▸ **Given instruction**
Bring together all lines of the material below that contain the string "JSON".

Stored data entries
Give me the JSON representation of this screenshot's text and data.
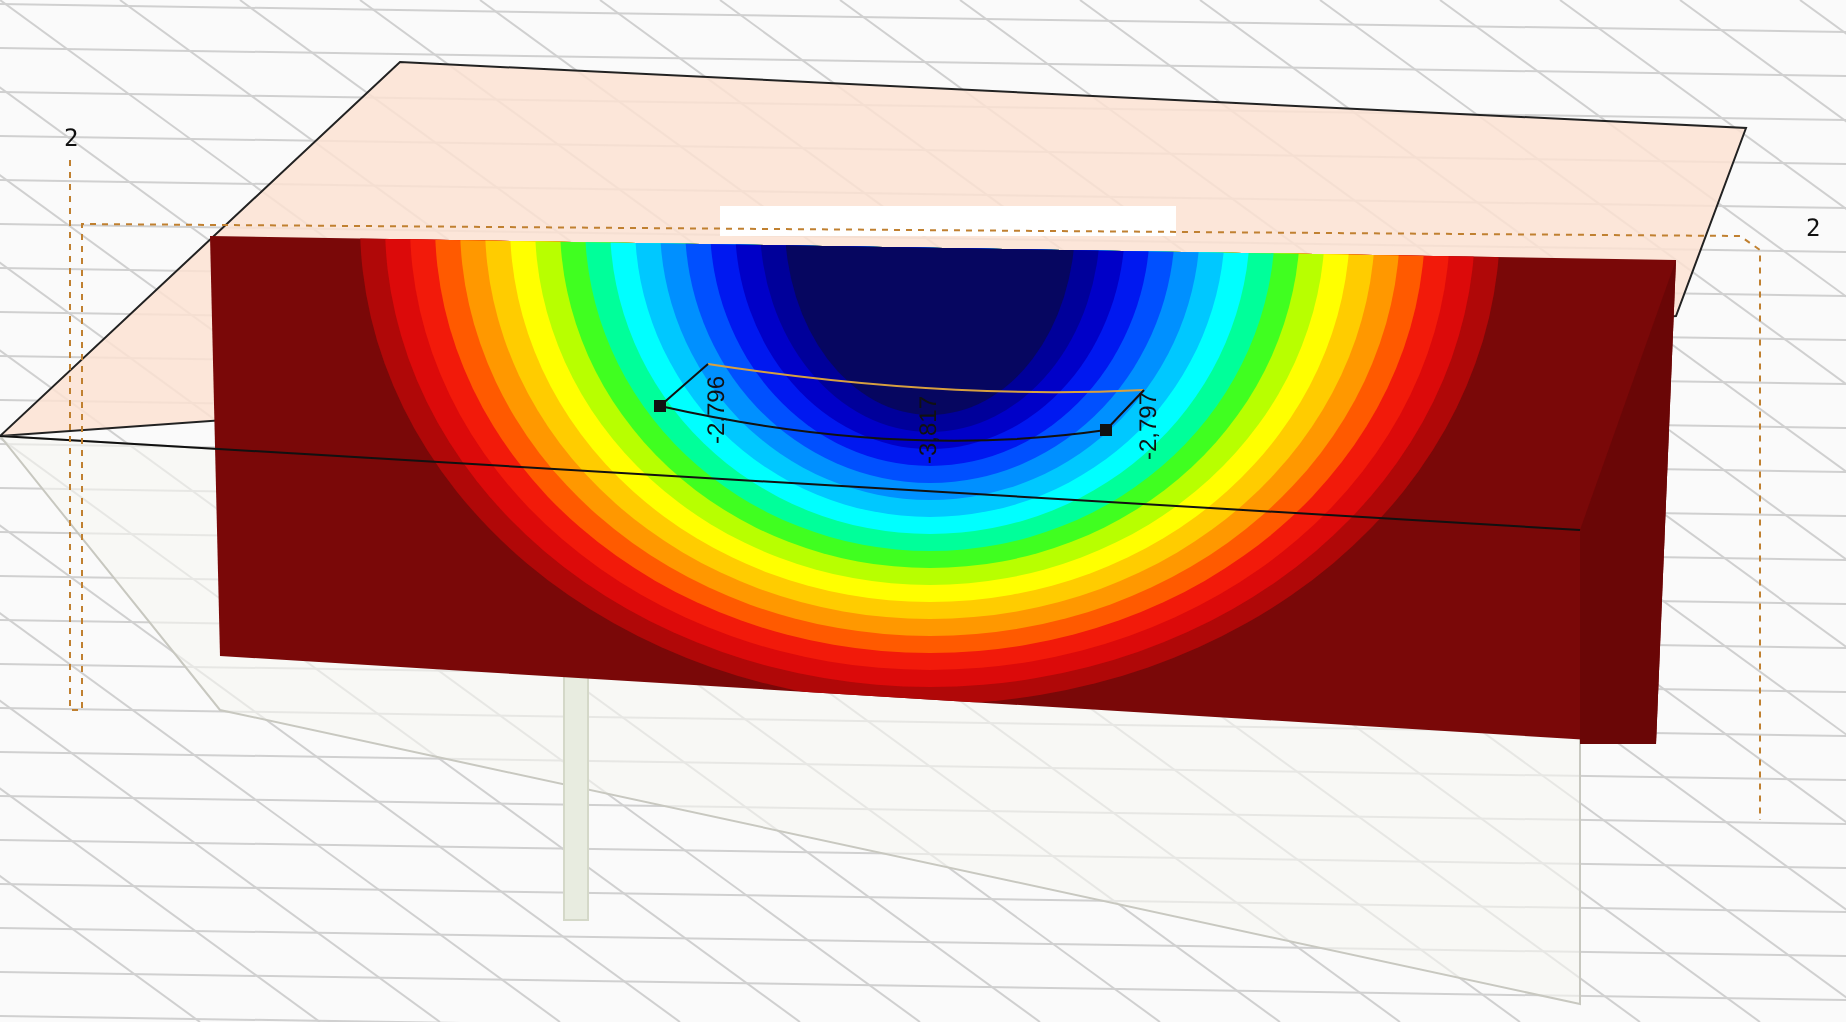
{
  "axis_labels": [
    {
      "text": "2"
    },
    {
      "text": "2"
    }
  ],
  "result_values": [
    {
      "text": "-2,796"
    },
    {
      "text": "-3,817"
    },
    {
      "text": "-2,797"
    }
  ]
}
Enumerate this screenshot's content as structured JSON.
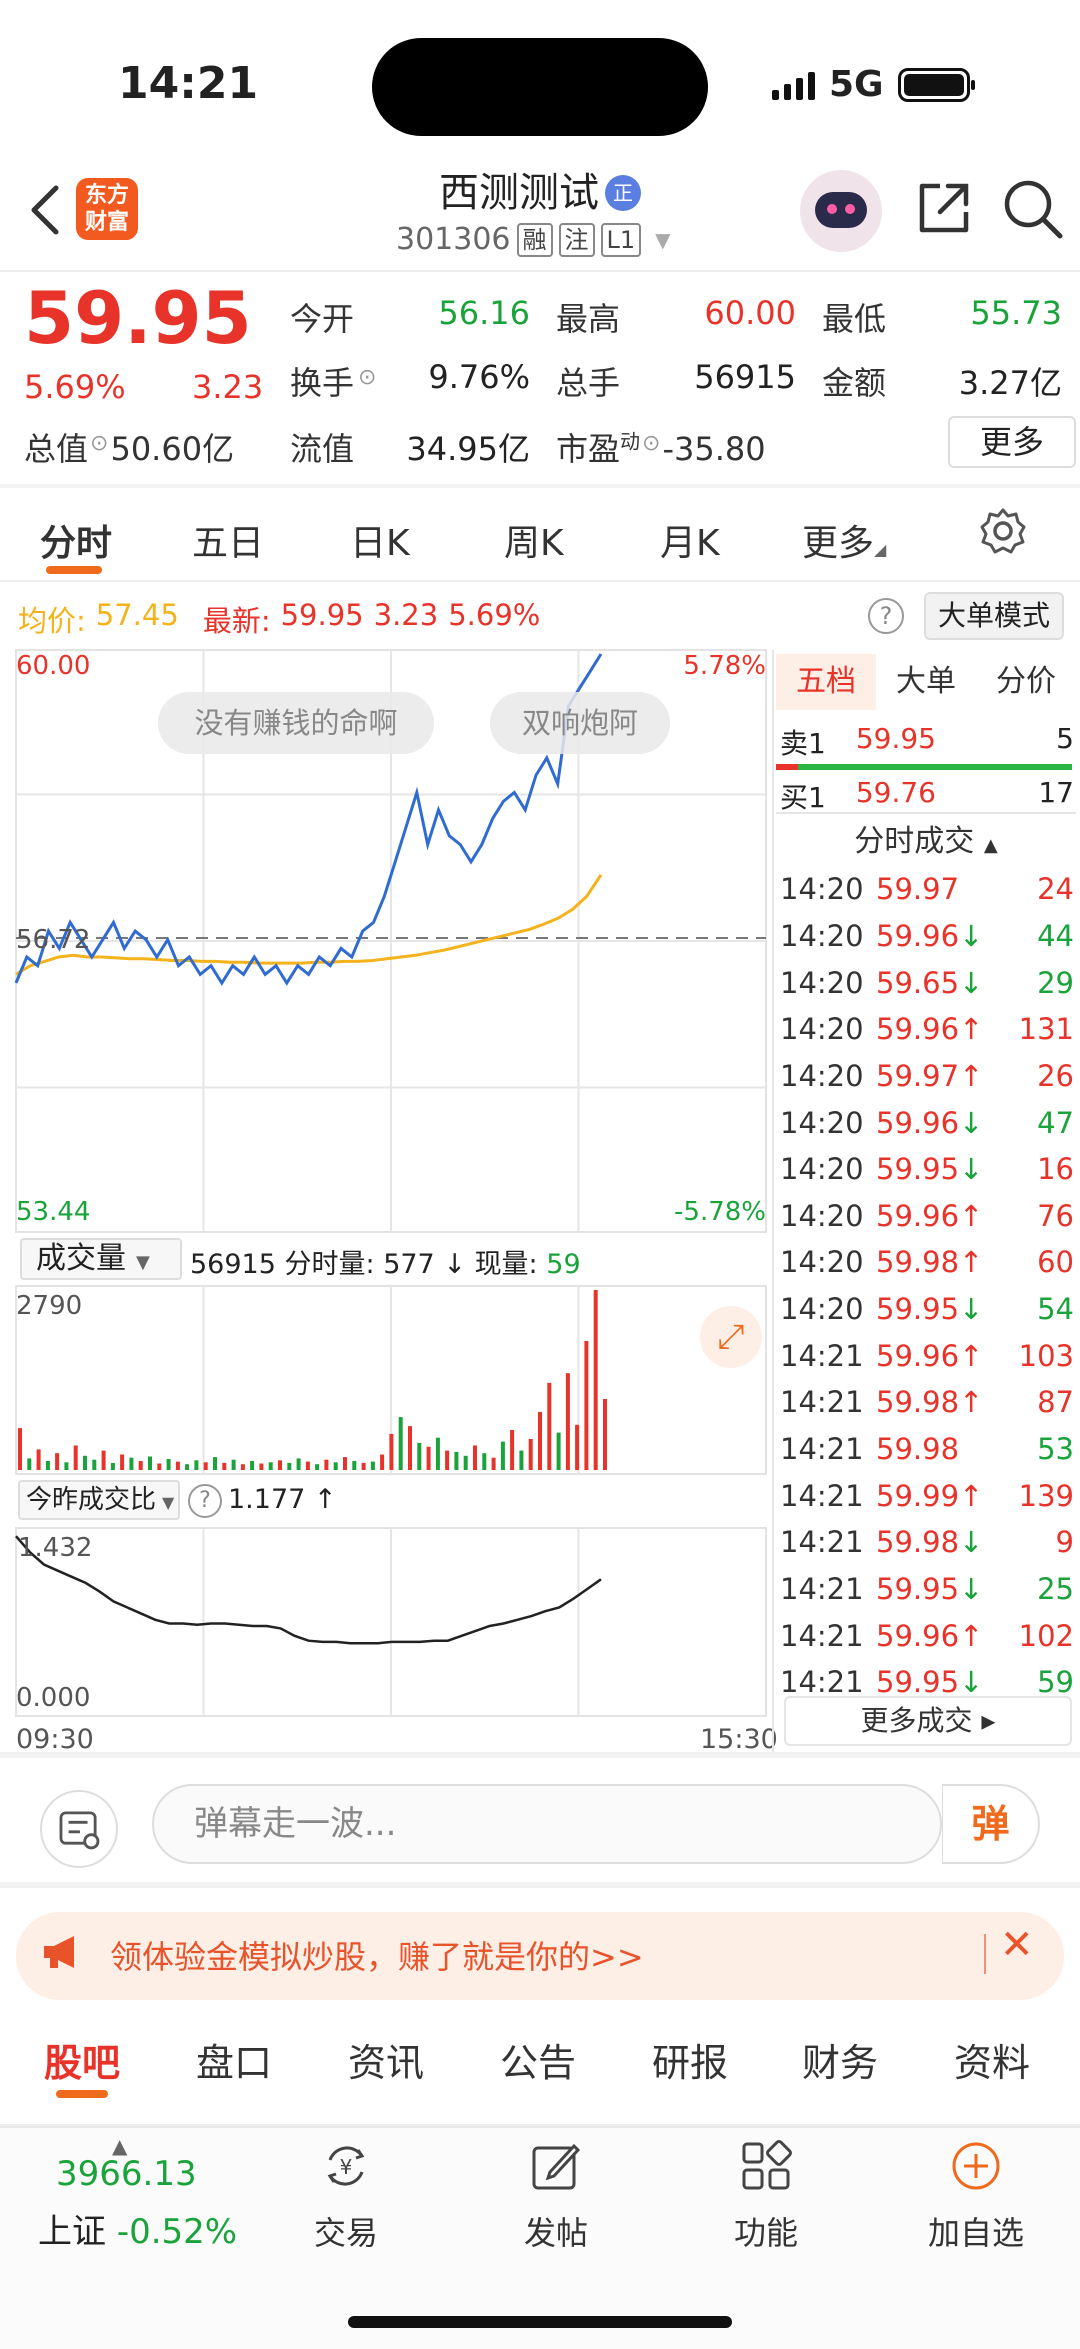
{
  "status": {
    "time": "14:21",
    "network": "5G"
  },
  "header": {
    "logo_line1": "东方",
    "logo_line2": "财富",
    "name": "西测测试",
    "cert_badge": "正",
    "code": "301306",
    "tags": [
      "融",
      "注",
      "L1"
    ]
  },
  "quote": {
    "price": "59.95",
    "change_pct": "5.69%",
    "change_abs": "3.23",
    "rows": [
      [
        {
          "label": "今开",
          "value": "56.16",
          "color": "green"
        },
        {
          "label": "最高",
          "value": "60.00",
          "color": "red"
        },
        {
          "label": "最低",
          "value": "55.73",
          "color": "green"
        }
      ],
      [
        {
          "label": "换手",
          "value": "9.76%",
          "color": "dark"
        },
        {
          "label": "总手",
          "value": "56915",
          "color": "dark"
        },
        {
          "label": "金额",
          "value": "3.27亿",
          "color": "dark"
        }
      ]
    ],
    "row3": {
      "total_label": "总值",
      "total_value": "50.60亿",
      "float_label": "流值",
      "float_value": "34.95亿",
      "pe_label": "市盈",
      "pe_sup": "动",
      "pe_value": "-35.80"
    },
    "more_label": "更多"
  },
  "period_tabs": [
    "分时",
    "五日",
    "日K",
    "周K",
    "月K",
    "更多"
  ],
  "info_line": {
    "avg_label": "均价:",
    "avg_value": "57.45",
    "latest_label": "最新:",
    "latest_value": "59.95",
    "latest_chg": "3.23",
    "latest_pct": "5.69%"
  },
  "big_order_mode": "大单模式",
  "chart_data": [
    {
      "type": "line",
      "x_range": [
        "09:30",
        "15:30"
      ],
      "y_max_label": "60.00",
      "y_min_label": "53.44",
      "ref_label": "56.72",
      "pct_max_label": "5.78%",
      "pct_min_label": "-5.78%",
      "ylim": [
        53.44,
        60.0
      ],
      "reference": 56.72,
      "danmaku": [
        "没有赚钱的命啊",
        "双响炮阿"
      ],
      "series": [
        {
          "values": [
            56.2,
            56.5,
            56.4,
            56.8,
            56.6,
            56.9,
            56.7,
            56.5,
            56.7,
            56.9,
            56.6,
            56.8,
            56.7,
            56.5,
            56.7,
            56.4,
            56.5,
            56.3,
            56.4,
            56.2,
            56.4,
            56.3,
            56.5,
            56.3,
            56.4,
            56.2,
            56.4,
            56.3,
            56.5,
            56.4,
            56.6,
            56.5,
            56.8,
            56.9,
            57.2,
            57.6,
            58.0,
            58.4,
            57.8,
            58.2,
            57.9,
            57.8,
            57.6,
            57.8,
            58.1,
            58.3,
            58.4,
            58.2,
            58.6,
            58.8,
            58.5,
            59.4,
            59.6,
            59.8,
            60.0
          ]
        },
        {
          "values": [
            56.3,
            56.4,
            56.45,
            56.5,
            56.52,
            56.5,
            56.5,
            56.49,
            56.48,
            56.48,
            56.47,
            56.46,
            56.46,
            56.45,
            56.45,
            56.44,
            56.44,
            56.43,
            56.43,
            56.43,
            56.43,
            56.44,
            56.44,
            56.45,
            56.45,
            56.46,
            56.48,
            56.5,
            56.52,
            56.55,
            56.58,
            56.62,
            56.66,
            56.7,
            56.74,
            56.78,
            56.82,
            56.88,
            56.95,
            57.05,
            57.2,
            57.45
          ]
        }
      ]
    },
    {
      "type": "bar",
      "max_label": "2790",
      "ylim": [
        0,
        2790
      ],
      "values": [
        650,
        180,
        320,
        140,
        260,
        120,
        380,
        220,
        160,
        300,
        110,
        240,
        190,
        140,
        210,
        100,
        170,
        130,
        90,
        150,
        120,
        200,
        110,
        160,
        90,
        140,
        100,
        120,
        150,
        110,
        180,
        130,
        90,
        160,
        120,
        200,
        140,
        110,
        130,
        240,
        560,
        820,
        680,
        420,
        360,
        500,
        300,
        280,
        220,
        380,
        260,
        190,
        440,
        620,
        300,
        480,
        900,
        1350,
        580,
        1500,
        700,
        2000,
        2790,
        1100
      ],
      "colors": [
        "r",
        "g",
        "r",
        "g",
        "r",
        "g",
        "r",
        "g",
        "g",
        "r",
        "g",
        "r",
        "g",
        "r",
        "g",
        "r",
        "g",
        "r",
        "g",
        "g",
        "r",
        "g",
        "r",
        "g",
        "r",
        "g",
        "r",
        "g",
        "r",
        "g",
        "g",
        "r",
        "g",
        "r",
        "g",
        "r",
        "g",
        "r",
        "g",
        "r",
        "r",
        "g",
        "r",
        "g",
        "r",
        "g",
        "r",
        "g",
        "g",
        "r",
        "g",
        "r",
        "g",
        "r",
        "g",
        "r",
        "r",
        "r",
        "g",
        "r",
        "r",
        "r",
        "r",
        "r"
      ]
    },
    {
      "type": "line",
      "max_label": "1.432",
      "min_label": "0.000",
      "ylim": [
        0,
        1.432
      ],
      "values": [
        1.43,
        1.3,
        1.2,
        1.15,
        1.1,
        1.05,
        0.98,
        0.9,
        0.85,
        0.8,
        0.75,
        0.72,
        0.72,
        0.71,
        0.72,
        0.72,
        0.71,
        0.7,
        0.7,
        0.68,
        0.62,
        0.58,
        0.57,
        0.57,
        0.56,
        0.56,
        0.56,
        0.57,
        0.57,
        0.57,
        0.58,
        0.58,
        0.62,
        0.66,
        0.7,
        0.72,
        0.75,
        0.78,
        0.82,
        0.85,
        0.92,
        1.0,
        1.08
      ]
    }
  ],
  "volume": {
    "selector": "成交量",
    "total": "56915",
    "minute_label": "分时量:",
    "minute_value": "577",
    "minute_arrow": "↓",
    "now_label": "现量:",
    "now_value": "59"
  },
  "ratio": {
    "selector": "今昨成交比",
    "value": "1.177",
    "arrow": "↑"
  },
  "right_panel": {
    "tabs": [
      "五档",
      "大单",
      "分价"
    ],
    "sell1": {
      "label": "卖1",
      "price": "59.95",
      "vol": "5"
    },
    "buy1": {
      "label": "买1",
      "price": "59.76",
      "vol": "17"
    },
    "ticks_title": "分时成交",
    "ticks": [
      {
        "t": "14:20",
        "p": "59.97",
        "a": "",
        "v": "24",
        "c": "red"
      },
      {
        "t": "14:20",
        "p": "59.96",
        "a": "↓",
        "v": "44",
        "c": "green"
      },
      {
        "t": "14:20",
        "p": "59.65",
        "a": "↓",
        "v": "29",
        "c": "green"
      },
      {
        "t": "14:20",
        "p": "59.96",
        "a": "↑",
        "v": "131",
        "c": "red"
      },
      {
        "t": "14:20",
        "p": "59.97",
        "a": "↑",
        "v": "26",
        "c": "red"
      },
      {
        "t": "14:20",
        "p": "59.96",
        "a": "↓",
        "v": "47",
        "c": "green"
      },
      {
        "t": "14:20",
        "p": "59.95",
        "a": "↓",
        "v": "16",
        "c": "red"
      },
      {
        "t": "14:20",
        "p": "59.96",
        "a": "↑",
        "v": "76",
        "c": "red"
      },
      {
        "t": "14:20",
        "p": "59.98",
        "a": "↑",
        "v": "60",
        "c": "red"
      },
      {
        "t": "14:20",
        "p": "59.95",
        "a": "↓",
        "v": "54",
        "c": "green"
      },
      {
        "t": "14:21",
        "p": "59.96",
        "a": "↑",
        "v": "103",
        "c": "red"
      },
      {
        "t": "14:21",
        "p": "59.98",
        "a": "↑",
        "v": "87",
        "c": "red"
      },
      {
        "t": "14:21",
        "p": "59.98",
        "a": "",
        "v": "53",
        "c": "green"
      },
      {
        "t": "14:21",
        "p": "59.99",
        "a": "↑",
        "v": "139",
        "c": "red"
      },
      {
        "t": "14:21",
        "p": "59.98",
        "a": "↓",
        "v": "9",
        "c": "red"
      },
      {
        "t": "14:21",
        "p": "59.95",
        "a": "↓",
        "v": "25",
        "c": "green"
      },
      {
        "t": "14:21",
        "p": "59.96",
        "a": "↑",
        "v": "102",
        "c": "red"
      },
      {
        "t": "14:21",
        "p": "59.95",
        "a": "↓",
        "v": "59",
        "c": "green"
      }
    ],
    "more_ticks": "更多成交 ▸"
  },
  "danmaku_bar": {
    "placeholder": "弹幕走一波...",
    "send": "弹"
  },
  "promo": {
    "text": "领体验金模拟炒股，赚了就是你的>>",
    "close": "✕"
  },
  "bottom_tabs": [
    "股吧",
    "盘口",
    "资讯",
    "公告",
    "研报",
    "财务",
    "资料"
  ],
  "bottom_nav": {
    "index_value": "3966.13",
    "index_name": "上证",
    "index_change": "-0.52%",
    "items": [
      "交易",
      "发帖",
      "功能",
      "加自选"
    ]
  },
  "colors": {
    "red": "#e8332a",
    "green": "#1aa33a",
    "orange": "#f06a1c",
    "price_line": "#2f6bd1",
    "avg_line": "#f4b21c"
  }
}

▸ **Correct output**
Give me the JSON representation of this screenshot's text and data.
Enumerate this screenshot's content as structured JSON.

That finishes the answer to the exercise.